Requirement: In the post on the Ryanair strike, why would a trip with Ryanair that day probably have "fell into the water"? Answer in one to three sentences.

Quoted passage:
________
Friday, August 10, 2018

RyanAir Strike: Your Rights as Passenger

Living or Traveling in Europe?
Like ten-thousand other passengers, if you booked a flight with the budget airline Ryan, you are out of luck, especially when flying to or from Germany this Friday or Saturday, August 10 and 11.

If you wanted to fly with Ryanair today, the trip probably "fell into the water": The pilots of the Irish low-cost airline are still on strike until 3 a.m. on Saturday. However, if you did go to the airport, ask Ryanair to provide you with food and drinks, which is your right under EU law. If your phone battery runs out, you can request two phone calls or e-mails.

You have the right to transfer your ticket to another flight free of charge or - if the destination can be reached by bus or train - to choose another mode of transportation. If your trip is no longer worthwhile, you can cancel your ticket. Then you will get the full price back.

Strike Provoked by RyanAir?
________
Stored data entries
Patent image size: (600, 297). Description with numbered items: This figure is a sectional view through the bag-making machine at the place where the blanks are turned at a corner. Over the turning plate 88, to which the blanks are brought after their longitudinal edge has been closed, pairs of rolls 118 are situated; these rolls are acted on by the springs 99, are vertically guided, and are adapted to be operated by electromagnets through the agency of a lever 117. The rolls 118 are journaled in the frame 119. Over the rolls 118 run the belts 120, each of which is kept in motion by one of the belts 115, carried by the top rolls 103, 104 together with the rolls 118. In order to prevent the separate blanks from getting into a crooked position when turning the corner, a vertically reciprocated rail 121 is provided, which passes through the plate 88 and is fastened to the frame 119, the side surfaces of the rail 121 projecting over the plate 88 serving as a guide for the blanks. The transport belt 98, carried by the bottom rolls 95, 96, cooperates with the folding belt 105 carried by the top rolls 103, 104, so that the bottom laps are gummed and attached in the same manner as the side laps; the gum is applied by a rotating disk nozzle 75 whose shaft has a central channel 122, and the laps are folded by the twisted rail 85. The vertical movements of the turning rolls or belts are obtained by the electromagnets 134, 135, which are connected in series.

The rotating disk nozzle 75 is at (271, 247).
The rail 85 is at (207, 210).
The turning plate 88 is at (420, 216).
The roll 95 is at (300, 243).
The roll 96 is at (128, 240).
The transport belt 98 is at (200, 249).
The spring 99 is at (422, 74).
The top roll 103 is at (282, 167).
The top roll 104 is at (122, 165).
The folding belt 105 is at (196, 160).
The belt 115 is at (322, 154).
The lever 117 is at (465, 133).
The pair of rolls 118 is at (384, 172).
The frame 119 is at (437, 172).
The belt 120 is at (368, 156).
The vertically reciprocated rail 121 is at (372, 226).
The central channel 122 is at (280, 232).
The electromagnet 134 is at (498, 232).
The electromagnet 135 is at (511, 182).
________
Written answer: The pilots of the Irish low-cost airline were still on strike until 3 a.m. on Saturday, so flights that day were likely not operating.